---- Extracted material

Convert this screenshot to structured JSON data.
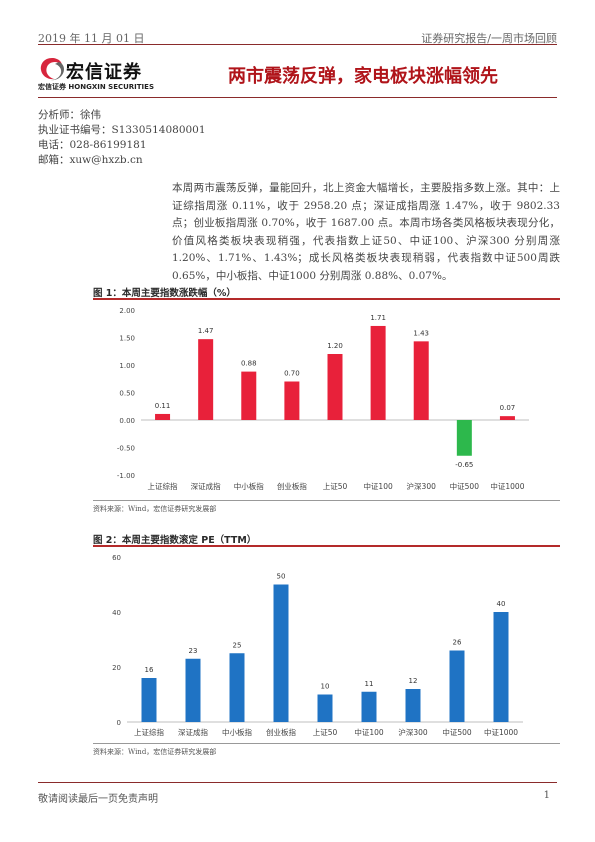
{
  "header": {
    "date": "2019 年 11 月 01 日",
    "report_type": "证券研究报告/一周市场回顾"
  },
  "brand": {
    "name_cn": "宏信证券",
    "name_sub": "宏信证券  HONGXIN SECURITIES",
    "colors": {
      "red": "#d7263d",
      "gray": "#666666"
    }
  },
  "title": "两市震荡反弹，家电板块涨幅领先",
  "author": {
    "analyst": "分析师：徐伟",
    "license": "执业证书编号：S1330514080001",
    "phone": "电话：028-86199181",
    "email": "邮箱：xuw@hxzb.cn"
  },
  "summary": "本周两市震荡反弹，量能回升，北上资金大幅增长，主要股指多数上涨。其中：上证综指周涨 0.11%，收于 2958.20 点；深证成指周涨 1.47%，收于 9802.33 点；创业板指周涨 0.70%，收于 1687.00 点。本周市场各类风格板块表现分化，价值风格类板块表现稍强，代表指数上证50、中证100、沪深300 分别周涨 1.20%、1.71%、1.43%；成长风格类板块表现稍弱，代表指数中证500周跌 0.65%，中小板指、中证1000 分别周涨 0.88%、0.07%。",
  "figure1": {
    "title": "图 1：本周主要指数涨跌幅（%）",
    "source": "资料来源：Wind，宏信证券研究发展部"
  },
  "figure2": {
    "title": "图 2：本周主要指数滚定 PE（TTM）",
    "source": "资料来源：Wind，宏信证券研究发展部"
  },
  "chart_data": [
    {
      "type": "bar",
      "title": "",
      "categories": [
        "上证综指",
        "深证成指",
        "中小板指",
        "创业板指",
        "上证50",
        "中证100",
        "沪深300",
        "中证500",
        "中证1000"
      ],
      "values": [
        0.11,
        1.47,
        0.88,
        0.7,
        1.2,
        1.71,
        1.43,
        -0.65,
        0.07
      ],
      "value_labels": [
        "0.11",
        "1.47",
        "0.88",
        "0.70",
        "1.20",
        "1.71",
        "1.43",
        "-0.65",
        "0.07"
      ],
      "ylim": [
        -1.0,
        2.0
      ],
      "yticks": [
        "2.00",
        "1.50",
        "1.00",
        "0.50",
        "0.00",
        "-0.50",
        "-1.00"
      ],
      "ytick_values": [
        2.0,
        1.5,
        1.0,
        0.5,
        0.0,
        -0.5,
        -1.0
      ],
      "colors": {
        "positive": "#e8213a",
        "negative": "#2db84c"
      },
      "grid": false,
      "xlabel": "",
      "ylabel": ""
    },
    {
      "type": "bar",
      "title": "",
      "categories": [
        "上证综指",
        "深证成指",
        "中小板指",
        "创业板指",
        "上证50",
        "中证100",
        "沪深300",
        "中证500",
        "中证1000"
      ],
      "values": [
        16,
        23,
        25,
        50,
        10,
        11,
        12,
        26,
        40
      ],
      "value_labels": [
        "16",
        "23",
        "25",
        "50",
        "10",
        "11",
        "12",
        "26",
        "40"
      ],
      "ylim": [
        0,
        60
      ],
      "yticks": [
        "60",
        "40",
        "20",
        "0"
      ],
      "ytick_values": [
        60,
        40,
        20,
        0
      ],
      "colors": {
        "bar": "#1f73c4"
      },
      "grid": false,
      "xlabel": "",
      "ylabel": ""
    }
  ]
}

--------

Do not copy the pictures, but repeat every line exactly.

> Worked answer
Convert this screenshot to structured JSON data.
{
  "header": {
    "date": "2019 年 11 月 01 日",
    "report_type": "证券研究报告/一周市场回顾"
  },
  "brand": {
    "name_cn": "宏信证券",
    "name_sub": "宏信证券  HONGXIN SECURITIES",
    "colors": {
      "red": "#d7263d",
      "gray": "#666666"
    }
  },
  "title": "两市震荡反弹，家电板块涨幅领先",
  "author": {
    "analyst": "分析师：徐伟",
    "license": "执业证书编号：S1330514080001",
    "phone": "电话：028-86199181",
    "email": "邮箱：xuw@hxzb.cn"
  },
  "summary": "本周两市震荡反弹，量能回升，北上资金大幅增长，主要股指多数上涨。其中：上证综指周涨 0.11%，收于 2958.20 点；深证成指周涨 1.47%，收于 9802.33 点；创业板指周涨 0.70%，收于 1687.00 点。本周市场各类风格板块表现分化，价值风格类板块表现稍强，代表指数上证50、中证100、沪深300 分别周涨 1.20%、1.71%、1.43%；成长风格类板块表现稍弱，代表指数中证500周跌 0.65%，中小板指、中证1000 分别周涨 0.88%、0.07%。",
  "figure1": {
    "title": "图 1：本周主要指数涨跌幅（%）",
    "source": "资料来源：Wind，宏信证券研究发展部"
  },
  "figure2": {
    "title": "图 2：本周主要指数滚定 PE（TTM）",
    "source": "资料来源：Wind，宏信证券研究发展部"
  },
  "chart_data": [
    {
      "type": "bar",
      "title": "",
      "categories": [
        "上证综指",
        "深证成指",
        "中小板指",
        "创业板指",
        "上证50",
        "中证100",
        "沪深300",
        "中证500",
        "中证1000"
      ],
      "values": [
        0.11,
        1.47,
        0.88,
        0.7,
        1.2,
        1.71,
        1.43,
        -0.65,
        0.07
      ],
      "value_labels": [
        "0.11",
        "1.47",
        "0.88",
        "0.70",
        "1.20",
        "1.71",
        "1.43",
        "-0.65",
        "0.07"
      ],
      "ylim": [
        -1.0,
        2.0
      ],
      "yticks": [
        "2.00",
        "1.50",
        "1.00",
        "0.50",
        "0.00",
        "-0.50",
        "-1.00"
      ],
      "ytick_values": [
        2.0,
        1.5,
        1.0,
        0.5,
        0.0,
        -0.5,
        -1.0
      ],
      "colors": {
        "positive": "#e8213a",
        "negative": "#2db84c"
      },
      "grid": false,
      "xlabel": "",
      "ylabel": ""
    },
    {
      "type": "bar",
      "title": "",
      "categories": [
        "上证综指",
        "深证成指",
        "中小板指",
        "创业板指",
        "上证50",
        "中证100",
        "沪深300",
        "中证500",
        "中证1000"
      ],
      "values": [
        16,
        23,
        25,
        50,
        10,
        11,
        12,
        26,
        40
      ],
      "value_labels": [
        "16",
        "23",
        "25",
        "50",
        "10",
        "11",
        "12",
        "26",
        "40"
      ],
      "ylim": [
        0,
        60
      ],
      "yticks": [
        "60",
        "40",
        "20",
        "0"
      ],
      "ytick_values": [
        60,
        40,
        20,
        0
      ],
      "colors": {
        "bar": "#1f73c4"
      },
      "grid": false,
      "xlabel": "",
      "ylabel": ""
    }
  ]
}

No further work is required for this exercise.